### Exercise goal:
Write out every line of the material as it stands, apart from the pictures.

### Record excerpts:
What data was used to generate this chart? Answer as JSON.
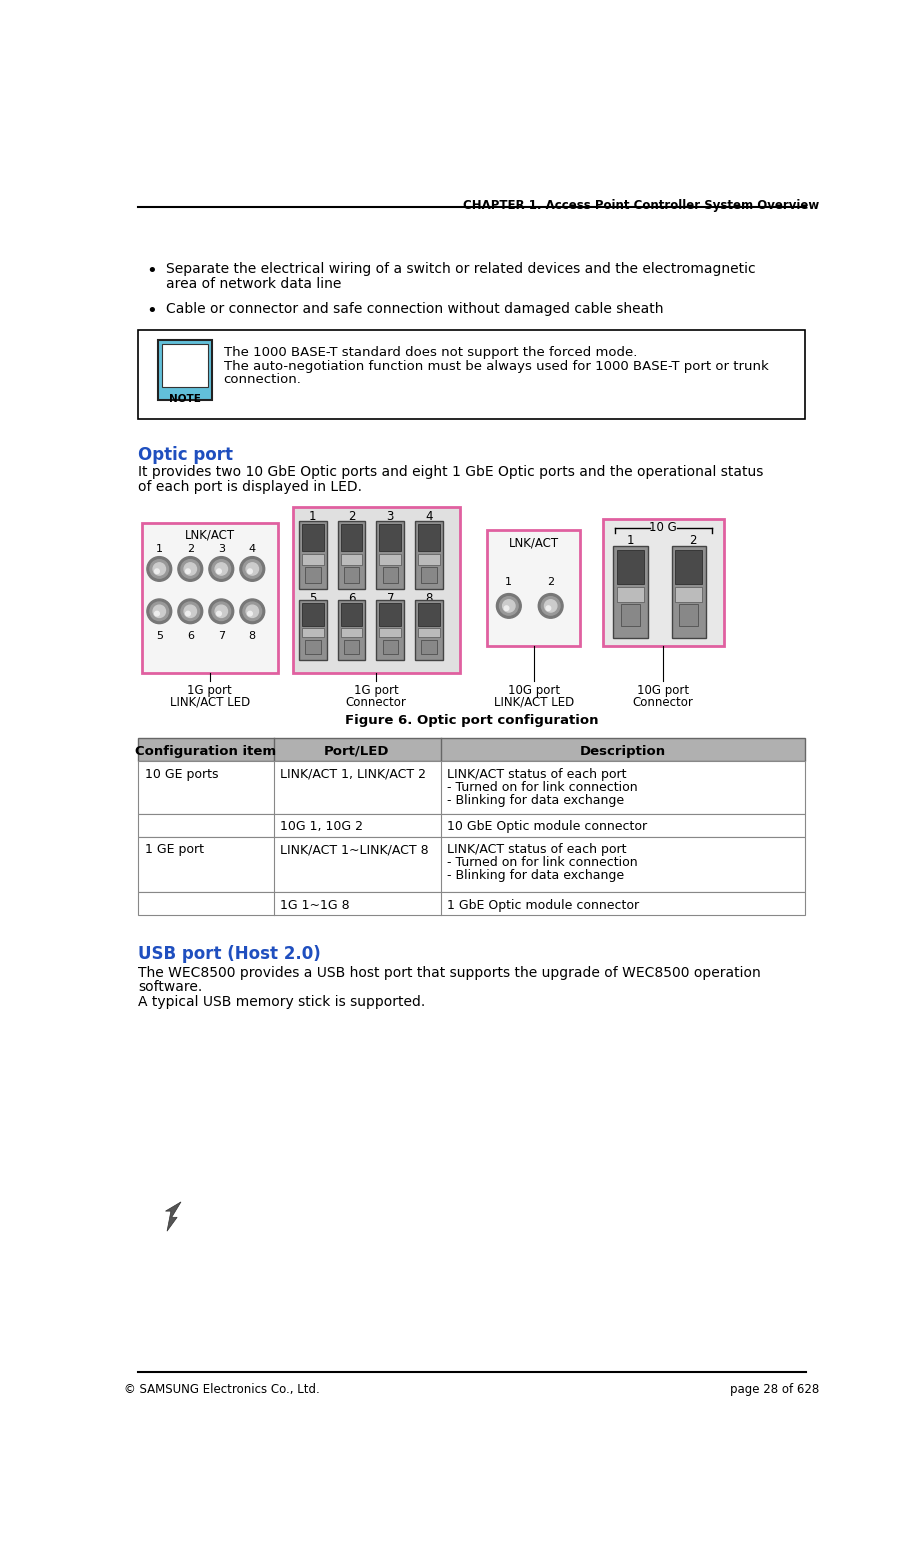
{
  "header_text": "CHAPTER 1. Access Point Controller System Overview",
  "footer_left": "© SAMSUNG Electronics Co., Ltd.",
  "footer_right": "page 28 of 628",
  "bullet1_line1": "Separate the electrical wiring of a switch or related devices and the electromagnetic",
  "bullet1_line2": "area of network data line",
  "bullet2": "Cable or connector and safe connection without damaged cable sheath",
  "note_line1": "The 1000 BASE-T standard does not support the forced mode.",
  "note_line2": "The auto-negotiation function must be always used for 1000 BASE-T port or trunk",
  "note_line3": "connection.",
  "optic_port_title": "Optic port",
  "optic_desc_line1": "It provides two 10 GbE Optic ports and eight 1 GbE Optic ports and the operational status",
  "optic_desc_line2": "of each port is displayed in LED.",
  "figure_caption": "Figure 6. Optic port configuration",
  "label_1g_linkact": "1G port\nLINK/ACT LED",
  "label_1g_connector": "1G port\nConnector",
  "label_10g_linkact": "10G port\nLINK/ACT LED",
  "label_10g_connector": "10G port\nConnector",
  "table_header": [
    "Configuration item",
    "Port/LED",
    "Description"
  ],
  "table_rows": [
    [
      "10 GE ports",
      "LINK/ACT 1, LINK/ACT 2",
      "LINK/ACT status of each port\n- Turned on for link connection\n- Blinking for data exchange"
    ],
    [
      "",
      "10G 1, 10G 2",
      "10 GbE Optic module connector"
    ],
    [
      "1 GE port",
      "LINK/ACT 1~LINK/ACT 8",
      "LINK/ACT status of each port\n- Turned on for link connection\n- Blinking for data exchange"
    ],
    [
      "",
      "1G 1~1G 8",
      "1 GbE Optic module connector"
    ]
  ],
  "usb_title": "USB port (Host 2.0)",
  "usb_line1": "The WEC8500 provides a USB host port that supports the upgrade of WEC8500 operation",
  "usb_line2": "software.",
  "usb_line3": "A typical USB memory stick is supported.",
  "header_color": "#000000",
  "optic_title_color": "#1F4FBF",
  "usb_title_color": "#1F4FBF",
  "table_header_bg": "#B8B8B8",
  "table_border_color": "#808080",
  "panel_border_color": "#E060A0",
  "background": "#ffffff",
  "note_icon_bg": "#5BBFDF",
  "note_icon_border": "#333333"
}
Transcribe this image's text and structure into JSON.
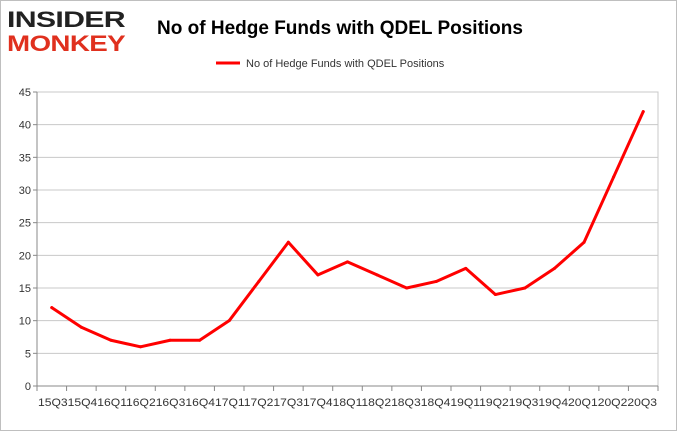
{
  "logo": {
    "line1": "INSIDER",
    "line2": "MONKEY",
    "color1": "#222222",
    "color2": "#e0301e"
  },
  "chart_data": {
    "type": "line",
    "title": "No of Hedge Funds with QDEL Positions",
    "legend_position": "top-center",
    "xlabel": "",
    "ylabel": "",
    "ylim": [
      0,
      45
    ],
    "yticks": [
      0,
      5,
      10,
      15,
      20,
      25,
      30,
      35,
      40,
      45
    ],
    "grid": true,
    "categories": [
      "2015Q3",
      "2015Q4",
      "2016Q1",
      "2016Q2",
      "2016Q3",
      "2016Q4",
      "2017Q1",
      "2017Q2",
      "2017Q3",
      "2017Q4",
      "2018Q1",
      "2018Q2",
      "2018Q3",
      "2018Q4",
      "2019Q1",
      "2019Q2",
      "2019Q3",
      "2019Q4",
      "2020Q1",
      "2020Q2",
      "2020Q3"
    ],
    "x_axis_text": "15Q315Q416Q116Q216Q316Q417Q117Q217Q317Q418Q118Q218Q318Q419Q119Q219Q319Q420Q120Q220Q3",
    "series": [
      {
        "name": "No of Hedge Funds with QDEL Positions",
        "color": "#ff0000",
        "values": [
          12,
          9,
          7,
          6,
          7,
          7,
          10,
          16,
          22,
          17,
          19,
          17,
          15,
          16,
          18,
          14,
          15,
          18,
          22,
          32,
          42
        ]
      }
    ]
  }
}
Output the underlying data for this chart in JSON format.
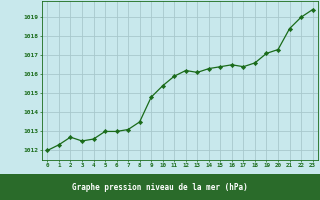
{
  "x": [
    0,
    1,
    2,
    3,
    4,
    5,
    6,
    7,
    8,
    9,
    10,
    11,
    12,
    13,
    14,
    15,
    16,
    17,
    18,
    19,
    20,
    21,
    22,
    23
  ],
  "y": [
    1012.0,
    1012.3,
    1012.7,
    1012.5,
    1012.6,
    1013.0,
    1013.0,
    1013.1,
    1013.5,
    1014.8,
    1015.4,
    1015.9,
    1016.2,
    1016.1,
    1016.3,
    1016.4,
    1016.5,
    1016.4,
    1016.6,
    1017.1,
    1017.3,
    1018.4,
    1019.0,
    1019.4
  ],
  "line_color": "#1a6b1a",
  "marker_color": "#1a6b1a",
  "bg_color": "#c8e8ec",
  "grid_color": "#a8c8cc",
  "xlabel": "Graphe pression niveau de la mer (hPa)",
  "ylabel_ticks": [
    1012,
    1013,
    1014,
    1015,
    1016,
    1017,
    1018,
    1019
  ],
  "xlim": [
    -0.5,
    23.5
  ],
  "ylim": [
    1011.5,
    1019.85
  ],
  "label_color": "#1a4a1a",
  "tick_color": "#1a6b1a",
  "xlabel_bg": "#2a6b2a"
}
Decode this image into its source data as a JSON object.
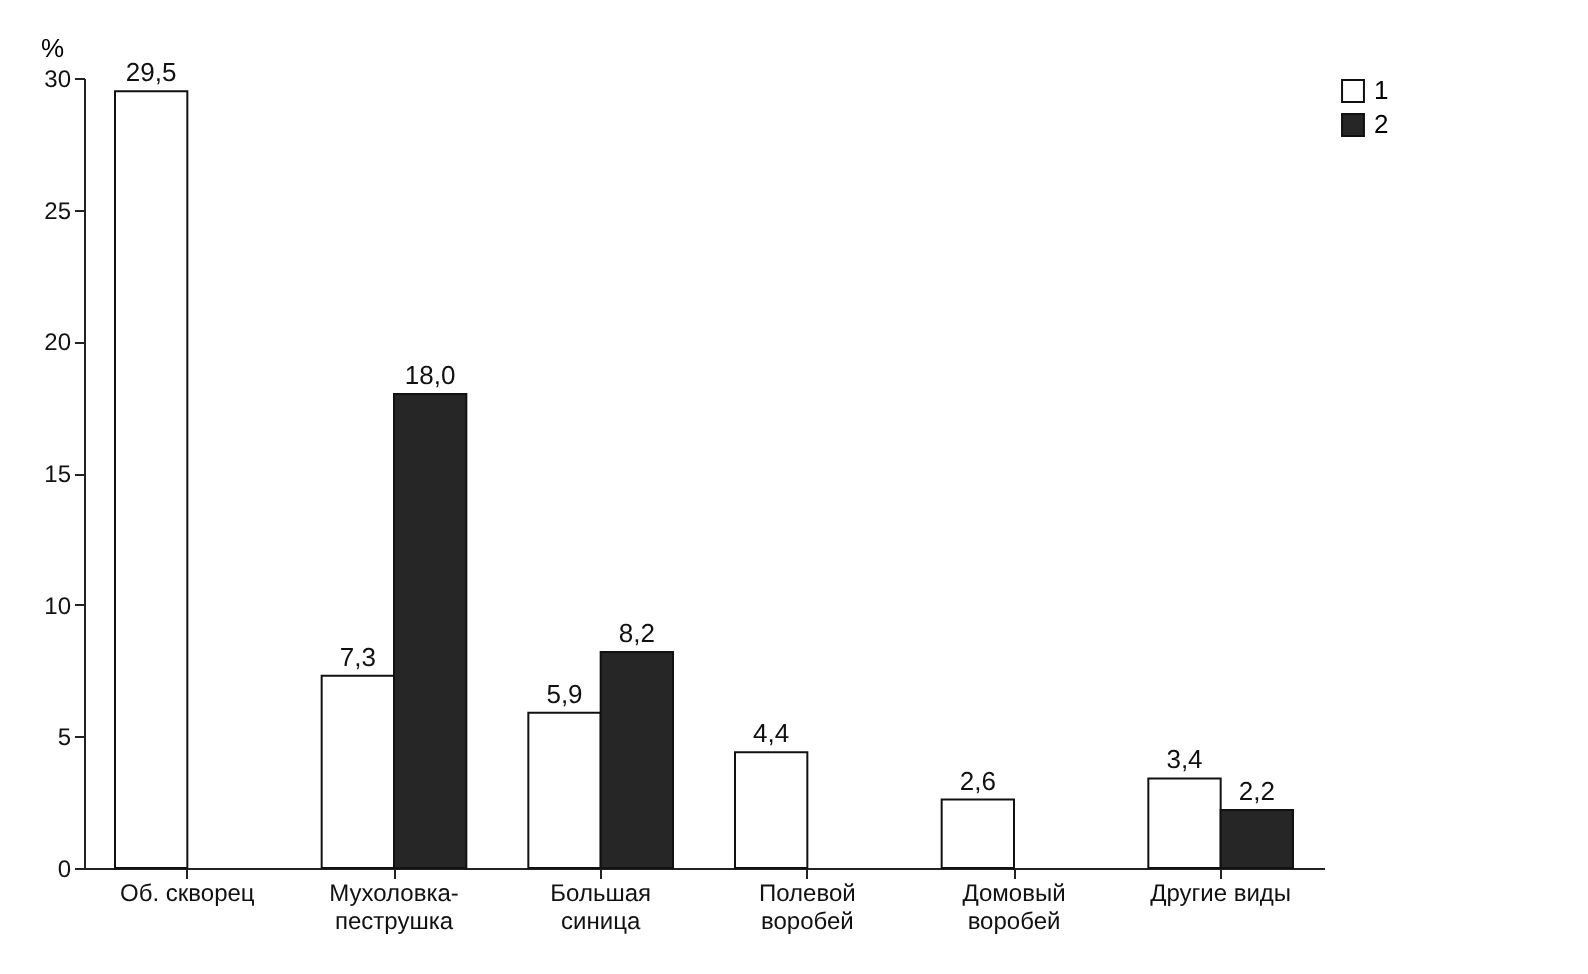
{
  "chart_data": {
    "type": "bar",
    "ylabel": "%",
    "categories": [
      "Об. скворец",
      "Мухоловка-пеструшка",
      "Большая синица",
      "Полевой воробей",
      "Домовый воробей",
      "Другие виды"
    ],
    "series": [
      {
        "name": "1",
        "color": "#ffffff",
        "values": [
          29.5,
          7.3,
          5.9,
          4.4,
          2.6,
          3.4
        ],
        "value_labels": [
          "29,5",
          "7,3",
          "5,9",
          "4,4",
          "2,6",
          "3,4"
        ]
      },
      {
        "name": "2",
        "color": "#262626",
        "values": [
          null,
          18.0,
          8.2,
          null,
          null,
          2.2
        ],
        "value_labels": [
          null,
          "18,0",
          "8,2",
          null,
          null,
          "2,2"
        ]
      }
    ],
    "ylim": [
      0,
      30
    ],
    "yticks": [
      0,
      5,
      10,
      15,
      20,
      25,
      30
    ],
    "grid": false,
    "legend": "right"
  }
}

### Answer to the task:
What data was used to generate this chart? Answer as JSON.
{
  "header_text": "CHAPTER 1. Access Point Controller System Overview",
  "footer_left": "© SAMSUNG Electronics Co., Ltd.",
  "footer_right": "page 28 of 628",
  "bullet1_line1": "Separate the electrical wiring of a switch or related devices and the electromagnetic",
  "bullet1_line2": "area of network data line",
  "bullet2": "Cable or connector and safe connection without damaged cable sheath",
  "note_line1": "The 1000 BASE-T standard does not support the forced mode.",
  "note_line2": "The auto-negotiation function must be always used for 1000 BASE-T port or trunk",
  "note_line3": "connection.",
  "optic_port_title": "Optic port",
  "optic_desc_line1": "It provides two 10 GbE Optic ports and eight 1 GbE Optic ports and the operational status",
  "optic_desc_line2": "of each port is displayed in LED.",
  "figure_caption": "Figure 6. Optic port configuration",
  "label_1g_linkact": "1G port\nLINK/ACT LED",
  "label_1g_connector": "1G port\nConnector",
  "label_10g_linkact": "10G port\nLINK/ACT LED",
  "label_10g_connector": "10G port\nConnector",
  "table_header": [
    "Configuration item",
    "Port/LED",
    "Description"
  ],
  "table_rows": [
    [
      "10 GE ports",
      "LINK/ACT 1, LINK/ACT 2",
      "LINK/ACT status of each port\n- Turned on for link connection\n- Blinking for data exchange"
    ],
    [
      "",
      "10G 1, 10G 2",
      "10 GbE Optic module connector"
    ],
    [
      "1 GE port",
      "LINK/ACT 1~LINK/ACT 8",
      "LINK/ACT status of each port\n- Turned on for link connection\n- Blinking for data exchange"
    ],
    [
      "",
      "1G 1~1G 8",
      "1 GbE Optic module connector"
    ]
  ],
  "usb_title": "USB port (Host 2.0)",
  "usb_line1": "The WEC8500 provides a USB host port that supports the upgrade of WEC8500 operation",
  "usb_line2": "software.",
  "usb_line3": "A typical USB memory stick is supported.",
  "header_color": "#000000",
  "optic_title_color": "#1F4FBF",
  "usb_title_color": "#1F4FBF",
  "table_header_bg": "#B8B8B8",
  "table_border_color": "#808080",
  "panel_border_color": "#E060A0",
  "background": "#ffffff",
  "note_icon_bg": "#5BBFDF",
  "note_icon_border": "#333333"
}
Transcribe this image's text and structure into JSON.
{
  "logo": {
    "line1": "INSIDER",
    "line2": "MONKEY",
    "color1": "#222222",
    "color2": "#e0301e"
  },
  "chart_data": {
    "type": "line",
    "title": "No of Hedge Funds with QDEL Positions",
    "legend_position": "top-center",
    "xlabel": "",
    "ylabel": "",
    "ylim": [
      0,
      45
    ],
    "yticks": [
      0,
      5,
      10,
      15,
      20,
      25,
      30,
      35,
      40,
      45
    ],
    "grid": true,
    "categories": [
      "2015Q3",
      "2015Q4",
      "2016Q1",
      "2016Q2",
      "2016Q3",
      "2016Q4",
      "2017Q1",
      "2017Q2",
      "2017Q3",
      "2017Q4",
      "2018Q1",
      "2018Q2",
      "2018Q3",
      "2018Q4",
      "2019Q1",
      "2019Q2",
      "2019Q3",
      "2019Q4",
      "2020Q1",
      "2020Q2",
      "2020Q3"
    ],
    "x_axis_text": "15Q315Q416Q116Q216Q316Q417Q117Q217Q317Q418Q118Q218Q318Q419Q119Q219Q319Q420Q120Q220Q3",
    "series": [
      {
        "name": "No of Hedge Funds with QDEL Positions",
        "color": "#ff0000",
        "values": [
          12,
          9,
          7,
          6,
          7,
          7,
          10,
          16,
          22,
          17,
          19,
          17,
          15,
          16,
          18,
          14,
          15,
          18,
          22,
          32,
          42
        ]
      }
    ]
  }
}
Output the underlying data for this chart in JSON format.
{
  "x": [
    0,
    1,
    2,
    3,
    4,
    5,
    6,
    7,
    8,
    9,
    10,
    11,
    12,
    13,
    14,
    15,
    16,
    17,
    18,
    19,
    20,
    21,
    22,
    23
  ],
  "y": [
    1012.0,
    1012.3,
    1012.7,
    1012.5,
    1012.6,
    1013.0,
    1013.0,
    1013.1,
    1013.5,
    1014.8,
    1015.4,
    1015.9,
    1016.2,
    1016.1,
    1016.3,
    1016.4,
    1016.5,
    1016.4,
    1016.6,
    1017.1,
    1017.3,
    1018.4,
    1019.0,
    1019.4
  ],
  "line_color": "#1a6b1a",
  "marker_color": "#1a6b1a",
  "bg_color": "#c8e8ec",
  "grid_color": "#a8c8cc",
  "xlabel": "Graphe pression niveau de la mer (hPa)",
  "ylabel_ticks": [
    1012,
    1013,
    1014,
    1015,
    1016,
    1017,
    1018,
    1019
  ],
  "xlim": [
    -0.5,
    23.5
  ],
  "ylim": [
    1011.5,
    1019.85
  ],
  "label_color": "#1a4a1a",
  "tick_color": "#1a6b1a",
  "xlabel_bg": "#2a6b2a"
}
Decode this image into its source data as a JSON object.
{
  "chart_data": {
    "type": "bar",
    "ylabel": "%",
    "categories": [
      "Об. скворец",
      "Мухоловка-пеструшка",
      "Большая синица",
      "Полевой воробей",
      "Домовый воробей",
      "Другие виды"
    ],
    "series": [
      {
        "name": "1",
        "color": "#ffffff",
        "values": [
          29.5,
          7.3,
          5.9,
          4.4,
          2.6,
          3.4
        ],
        "value_labels": [
          "29,5",
          "7,3",
          "5,9",
          "4,4",
          "2,6",
          "3,4"
        ]
      },
      {
        "name": "2",
        "color": "#262626",
        "values": [
          null,
          18.0,
          8.2,
          null,
          null,
          2.2
        ],
        "value_labels": [
          null,
          "18,0",
          "8,2",
          null,
          null,
          "2,2"
        ]
      }
    ],
    "ylim": [
      0,
      30
    ],
    "yticks": [
      0,
      5,
      10,
      15,
      20,
      25,
      30
    ],
    "grid": false,
    "legend": "right"
  }
}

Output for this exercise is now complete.